◆ Exercise
Repeat the records word for word, excluding any picture.

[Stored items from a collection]
+---+

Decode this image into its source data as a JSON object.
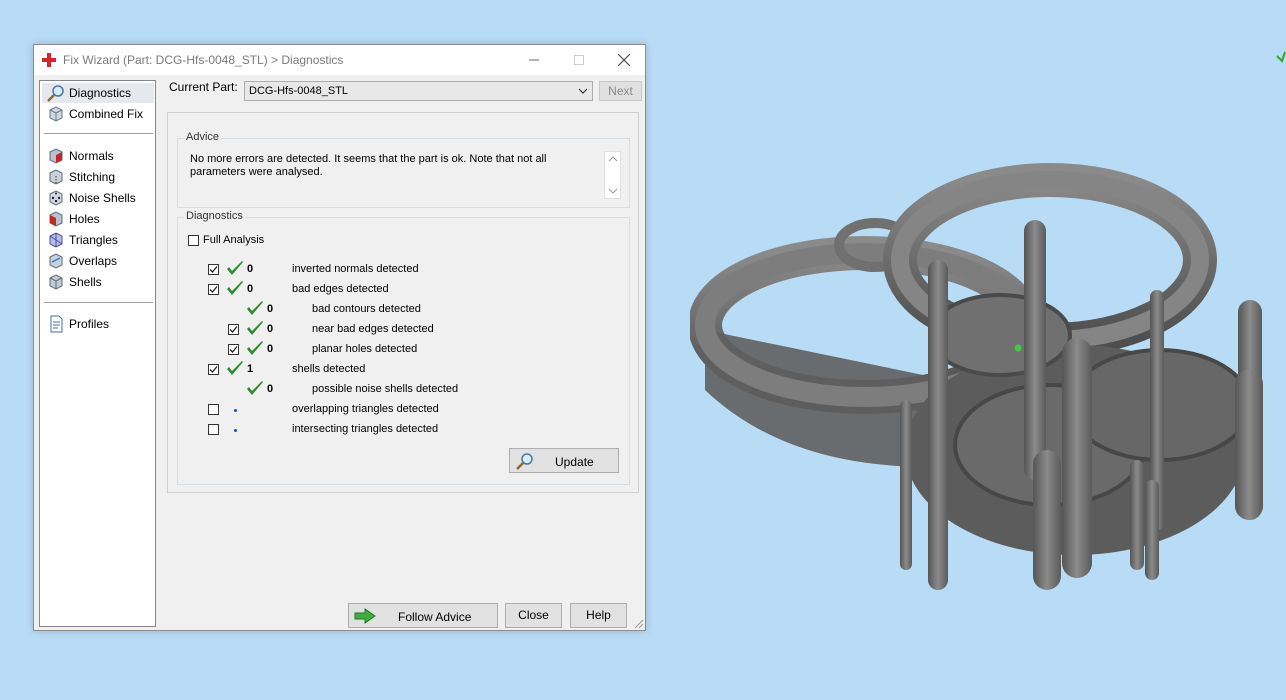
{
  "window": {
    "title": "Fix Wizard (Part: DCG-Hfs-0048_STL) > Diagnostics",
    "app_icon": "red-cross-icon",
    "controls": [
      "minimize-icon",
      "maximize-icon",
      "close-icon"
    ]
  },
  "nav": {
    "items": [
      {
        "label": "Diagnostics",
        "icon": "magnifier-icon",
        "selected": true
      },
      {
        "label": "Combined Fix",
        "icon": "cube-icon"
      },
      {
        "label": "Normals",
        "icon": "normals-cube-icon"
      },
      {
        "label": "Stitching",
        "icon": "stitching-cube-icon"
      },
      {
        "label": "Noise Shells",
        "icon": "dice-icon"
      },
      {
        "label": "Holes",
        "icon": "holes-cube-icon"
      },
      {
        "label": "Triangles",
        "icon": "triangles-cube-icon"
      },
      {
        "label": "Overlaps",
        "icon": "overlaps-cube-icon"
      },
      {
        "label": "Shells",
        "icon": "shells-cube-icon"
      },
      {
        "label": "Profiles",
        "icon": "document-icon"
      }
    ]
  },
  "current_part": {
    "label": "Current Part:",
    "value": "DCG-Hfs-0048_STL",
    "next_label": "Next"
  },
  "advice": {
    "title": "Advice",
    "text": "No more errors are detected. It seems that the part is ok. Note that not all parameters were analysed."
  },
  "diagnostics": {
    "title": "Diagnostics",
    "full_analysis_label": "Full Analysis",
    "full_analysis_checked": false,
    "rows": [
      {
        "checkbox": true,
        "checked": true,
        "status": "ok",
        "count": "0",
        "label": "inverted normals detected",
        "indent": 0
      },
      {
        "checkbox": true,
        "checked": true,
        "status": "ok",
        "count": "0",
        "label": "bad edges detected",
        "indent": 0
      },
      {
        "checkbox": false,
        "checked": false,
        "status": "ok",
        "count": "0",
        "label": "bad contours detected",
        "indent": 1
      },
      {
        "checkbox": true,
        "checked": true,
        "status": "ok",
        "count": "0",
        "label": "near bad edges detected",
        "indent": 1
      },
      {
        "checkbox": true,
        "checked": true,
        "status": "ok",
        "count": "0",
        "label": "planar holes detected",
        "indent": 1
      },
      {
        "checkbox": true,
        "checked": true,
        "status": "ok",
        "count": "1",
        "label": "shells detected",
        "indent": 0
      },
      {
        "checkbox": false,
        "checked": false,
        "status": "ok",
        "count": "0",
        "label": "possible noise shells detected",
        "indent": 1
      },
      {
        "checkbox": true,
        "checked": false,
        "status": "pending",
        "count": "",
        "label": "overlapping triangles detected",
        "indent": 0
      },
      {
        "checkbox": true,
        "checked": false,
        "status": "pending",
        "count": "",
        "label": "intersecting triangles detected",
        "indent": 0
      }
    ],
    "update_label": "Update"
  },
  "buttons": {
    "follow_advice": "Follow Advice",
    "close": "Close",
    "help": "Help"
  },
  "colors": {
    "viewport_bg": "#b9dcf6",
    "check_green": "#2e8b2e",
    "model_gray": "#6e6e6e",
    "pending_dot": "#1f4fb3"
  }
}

+---+

◆ Output below
Decode this image into its source data as a JSON object.
{
  "window": {
    "title": "Fix Wizard (Part: DCG-Hfs-0048_STL) > Diagnostics",
    "app_icon": "red-cross-icon",
    "controls": [
      "minimize-icon",
      "maximize-icon",
      "close-icon"
    ]
  },
  "nav": {
    "items": [
      {
        "label": "Diagnostics",
        "icon": "magnifier-icon",
        "selected": true
      },
      {
        "label": "Combined Fix",
        "icon": "cube-icon"
      },
      {
        "label": "Normals",
        "icon": "normals-cube-icon"
      },
      {
        "label": "Stitching",
        "icon": "stitching-cube-icon"
      },
      {
        "label": "Noise Shells",
        "icon": "dice-icon"
      },
      {
        "label": "Holes",
        "icon": "holes-cube-icon"
      },
      {
        "label": "Triangles",
        "icon": "triangles-cube-icon"
      },
      {
        "label": "Overlaps",
        "icon": "overlaps-cube-icon"
      },
      {
        "label": "Shells",
        "icon": "shells-cube-icon"
      },
      {
        "label": "Profiles",
        "icon": "document-icon"
      }
    ]
  },
  "current_part": {
    "label": "Current Part:",
    "value": "DCG-Hfs-0048_STL",
    "next_label": "Next"
  },
  "advice": {
    "title": "Advice",
    "text": "No more errors are detected. It seems that the part is ok. Note that not all parameters were analysed."
  },
  "diagnostics": {
    "title": "Diagnostics",
    "full_analysis_label": "Full Analysis",
    "full_analysis_checked": false,
    "rows": [
      {
        "checkbox": true,
        "checked": true,
        "status": "ok",
        "count": "0",
        "label": "inverted normals detected",
        "indent": 0
      },
      {
        "checkbox": true,
        "checked": true,
        "status": "ok",
        "count": "0",
        "label": "bad edges detected",
        "indent": 0
      },
      {
        "checkbox": false,
        "checked": false,
        "status": "ok",
        "count": "0",
        "label": "bad contours detected",
        "indent": 1
      },
      {
        "checkbox": true,
        "checked": true,
        "status": "ok",
        "count": "0",
        "label": "near bad edges detected",
        "indent": 1
      },
      {
        "checkbox": true,
        "checked": true,
        "status": "ok",
        "count": "0",
        "label": "planar holes detected",
        "indent": 1
      },
      {
        "checkbox": true,
        "checked": true,
        "status": "ok",
        "count": "1",
        "label": "shells detected",
        "indent": 0
      },
      {
        "checkbox": false,
        "checked": false,
        "status": "ok",
        "count": "0",
        "label": "possible noise shells detected",
        "indent": 1
      },
      {
        "checkbox": true,
        "checked": false,
        "status": "pending",
        "count": "",
        "label": "overlapping triangles detected",
        "indent": 0
      },
      {
        "checkbox": true,
        "checked": false,
        "status": "pending",
        "count": "",
        "label": "intersecting triangles detected",
        "indent": 0
      }
    ],
    "update_label": "Update"
  },
  "buttons": {
    "follow_advice": "Follow Advice",
    "close": "Close",
    "help": "Help"
  },
  "colors": {
    "viewport_bg": "#b9dcf6",
    "check_green": "#2e8b2e",
    "model_gray": "#6e6e6e",
    "pending_dot": "#1f4fb3"
  }
}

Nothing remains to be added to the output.